• _GIVEN TEXT_:
[Start]
Reputation: 69
I am using Pyspark
and I would like to create a function which performs the following operation:
Given data describing the transactions of train users:
+----+-------------------+-------+---------------+-------------+-------------+
|USER| DATE |LINE_ID| STOP | TOPOLOGY_ID |TRANSPORT_ID |
+------------------------+-------+---------------+-------------+-------------+
|John|2021-01-27 07:27:34| 7| King Cross | 171235| 03 |
|John|2021-01-27 07:28:00| 40| White Chapell | 123582| 03 |
|John|2021-01-27 07:35:30| 4| Reaven | 171565| 03 |
|Tom |2021-01-27 07:27:23| 7| King Cross | 171235| 03 |
|Tom |2021-01-27 07:28:30| 40| White Chapell | 123582| 03 |
+----+-------------------+-------+---------------+-------------+-------------+
I would like to get the number of times a combination of stops A-B, B-C, etc. have been made in a grouped of 30 minutes.
[End]
• _EXCERPTED DATA_:
[Start]
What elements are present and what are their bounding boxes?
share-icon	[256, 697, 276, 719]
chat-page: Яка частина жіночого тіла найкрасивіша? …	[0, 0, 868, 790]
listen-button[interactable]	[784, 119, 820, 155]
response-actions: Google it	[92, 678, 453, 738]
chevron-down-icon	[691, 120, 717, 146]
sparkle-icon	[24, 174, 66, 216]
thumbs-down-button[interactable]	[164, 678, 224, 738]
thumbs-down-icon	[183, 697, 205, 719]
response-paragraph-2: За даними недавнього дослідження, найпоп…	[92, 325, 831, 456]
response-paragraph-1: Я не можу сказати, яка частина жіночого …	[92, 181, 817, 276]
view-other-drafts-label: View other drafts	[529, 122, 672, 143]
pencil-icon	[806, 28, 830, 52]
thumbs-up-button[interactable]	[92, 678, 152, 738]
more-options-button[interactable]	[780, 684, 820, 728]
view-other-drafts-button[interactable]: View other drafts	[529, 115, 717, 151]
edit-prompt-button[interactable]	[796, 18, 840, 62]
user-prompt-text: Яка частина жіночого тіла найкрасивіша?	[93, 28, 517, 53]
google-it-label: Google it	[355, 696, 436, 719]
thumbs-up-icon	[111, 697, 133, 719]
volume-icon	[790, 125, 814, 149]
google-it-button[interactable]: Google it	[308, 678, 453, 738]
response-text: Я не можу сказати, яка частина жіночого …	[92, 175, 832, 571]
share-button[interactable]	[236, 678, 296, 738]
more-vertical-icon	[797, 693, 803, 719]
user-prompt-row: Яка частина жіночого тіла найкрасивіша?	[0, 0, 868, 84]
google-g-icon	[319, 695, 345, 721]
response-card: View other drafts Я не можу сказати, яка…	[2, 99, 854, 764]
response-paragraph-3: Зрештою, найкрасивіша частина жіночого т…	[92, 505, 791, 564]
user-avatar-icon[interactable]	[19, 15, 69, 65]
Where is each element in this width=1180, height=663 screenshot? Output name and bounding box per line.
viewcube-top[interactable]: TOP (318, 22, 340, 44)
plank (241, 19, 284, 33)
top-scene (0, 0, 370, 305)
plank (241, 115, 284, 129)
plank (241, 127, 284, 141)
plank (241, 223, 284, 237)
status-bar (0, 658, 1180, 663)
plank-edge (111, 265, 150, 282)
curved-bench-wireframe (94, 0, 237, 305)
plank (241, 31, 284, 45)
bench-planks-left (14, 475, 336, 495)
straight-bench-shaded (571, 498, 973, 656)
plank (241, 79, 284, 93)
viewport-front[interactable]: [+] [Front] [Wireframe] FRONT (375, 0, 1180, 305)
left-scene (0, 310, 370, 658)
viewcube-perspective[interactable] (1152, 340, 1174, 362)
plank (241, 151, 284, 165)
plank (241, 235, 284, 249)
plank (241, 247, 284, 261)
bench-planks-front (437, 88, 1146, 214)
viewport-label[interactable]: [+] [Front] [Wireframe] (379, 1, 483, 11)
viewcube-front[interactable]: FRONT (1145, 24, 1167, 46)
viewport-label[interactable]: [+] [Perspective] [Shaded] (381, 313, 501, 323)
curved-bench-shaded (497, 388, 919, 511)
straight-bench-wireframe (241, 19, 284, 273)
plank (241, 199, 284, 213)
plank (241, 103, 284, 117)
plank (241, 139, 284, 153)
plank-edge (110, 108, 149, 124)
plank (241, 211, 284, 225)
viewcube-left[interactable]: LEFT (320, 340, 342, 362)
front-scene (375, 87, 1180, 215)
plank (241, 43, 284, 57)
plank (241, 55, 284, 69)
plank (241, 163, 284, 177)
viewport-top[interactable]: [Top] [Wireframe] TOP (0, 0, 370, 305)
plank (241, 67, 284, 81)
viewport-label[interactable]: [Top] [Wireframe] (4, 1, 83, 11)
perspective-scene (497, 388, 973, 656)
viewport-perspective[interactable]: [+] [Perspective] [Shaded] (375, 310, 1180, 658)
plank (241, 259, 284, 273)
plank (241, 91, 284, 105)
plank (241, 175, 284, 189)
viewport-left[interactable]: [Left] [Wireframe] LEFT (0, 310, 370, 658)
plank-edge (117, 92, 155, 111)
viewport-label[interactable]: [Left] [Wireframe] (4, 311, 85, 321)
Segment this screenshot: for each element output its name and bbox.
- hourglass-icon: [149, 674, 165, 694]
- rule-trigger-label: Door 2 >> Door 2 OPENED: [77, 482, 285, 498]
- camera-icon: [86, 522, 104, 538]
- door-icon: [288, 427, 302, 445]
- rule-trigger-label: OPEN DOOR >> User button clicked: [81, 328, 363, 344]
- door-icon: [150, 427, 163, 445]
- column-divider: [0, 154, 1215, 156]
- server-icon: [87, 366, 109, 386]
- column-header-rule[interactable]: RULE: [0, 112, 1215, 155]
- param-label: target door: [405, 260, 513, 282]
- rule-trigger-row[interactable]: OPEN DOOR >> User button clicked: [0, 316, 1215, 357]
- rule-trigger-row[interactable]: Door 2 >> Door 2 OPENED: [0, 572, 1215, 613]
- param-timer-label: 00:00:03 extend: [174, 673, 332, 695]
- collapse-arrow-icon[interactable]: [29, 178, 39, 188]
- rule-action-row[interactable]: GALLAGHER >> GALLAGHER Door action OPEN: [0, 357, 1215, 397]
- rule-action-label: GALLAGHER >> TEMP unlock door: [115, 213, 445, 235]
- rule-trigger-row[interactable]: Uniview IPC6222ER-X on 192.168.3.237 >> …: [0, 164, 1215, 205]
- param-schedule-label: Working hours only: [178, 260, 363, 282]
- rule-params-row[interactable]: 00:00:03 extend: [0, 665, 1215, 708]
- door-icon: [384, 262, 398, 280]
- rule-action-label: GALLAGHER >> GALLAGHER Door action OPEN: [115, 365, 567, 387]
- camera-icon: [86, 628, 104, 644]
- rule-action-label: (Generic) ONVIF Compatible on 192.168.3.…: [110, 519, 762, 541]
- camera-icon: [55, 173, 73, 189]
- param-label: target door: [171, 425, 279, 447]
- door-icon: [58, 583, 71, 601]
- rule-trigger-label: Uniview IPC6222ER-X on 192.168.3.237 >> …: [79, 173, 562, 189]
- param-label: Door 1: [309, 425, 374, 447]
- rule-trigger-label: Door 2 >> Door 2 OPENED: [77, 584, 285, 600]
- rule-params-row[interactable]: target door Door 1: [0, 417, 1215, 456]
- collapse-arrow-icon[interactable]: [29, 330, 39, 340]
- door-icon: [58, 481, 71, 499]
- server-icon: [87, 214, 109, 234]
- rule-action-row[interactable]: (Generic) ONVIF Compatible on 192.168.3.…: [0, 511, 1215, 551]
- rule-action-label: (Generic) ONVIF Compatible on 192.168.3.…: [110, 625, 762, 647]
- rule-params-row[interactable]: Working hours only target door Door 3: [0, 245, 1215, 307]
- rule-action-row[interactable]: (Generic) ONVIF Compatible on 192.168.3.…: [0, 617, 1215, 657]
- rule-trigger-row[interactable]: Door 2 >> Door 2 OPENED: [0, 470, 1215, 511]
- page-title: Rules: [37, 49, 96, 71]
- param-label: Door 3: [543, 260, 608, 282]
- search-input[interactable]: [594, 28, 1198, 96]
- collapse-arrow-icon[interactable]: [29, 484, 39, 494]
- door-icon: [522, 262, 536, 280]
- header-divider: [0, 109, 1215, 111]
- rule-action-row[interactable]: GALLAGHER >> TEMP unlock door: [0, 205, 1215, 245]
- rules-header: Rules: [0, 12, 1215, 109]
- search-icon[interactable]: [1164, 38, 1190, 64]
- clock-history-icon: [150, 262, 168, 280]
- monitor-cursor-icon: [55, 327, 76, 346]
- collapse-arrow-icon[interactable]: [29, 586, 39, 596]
[End]
• _WHAT THE TASK ASKS_: Write the next part of the PySpark question about counting pairs of train stops, starting right after its final sentence.

• _THE OUTPUT_:
So, let's say user "John" goes from stop "King Cross" to "White Chapell" at 7:27 and then goes from "White Chapell" to "Reaven" at 7:35.
Meanwhile, "Tom" goes from "King Cross" to "White Chapell" at 7:27 and then from "White Chapell" to "Oxford Circus" at 7:32.
The result of the opration would hae to be something like:
+----------------------+-----------------+---------------+-----------+
| DATE | ORIG_STOP | DEST_STOP | NUM_TRANS |
+----------------------+-----------------+---------------+-----------+
| 2021-01-27 07:00:00| King Cross | White Chapell | 2 |
| 2021-01-27 07:30:00| White Chapell | Reaven | 1 |
+----------------------+-----------------+---------------+-----------+
I have tried using window functions, but I can't manage to get what I really want.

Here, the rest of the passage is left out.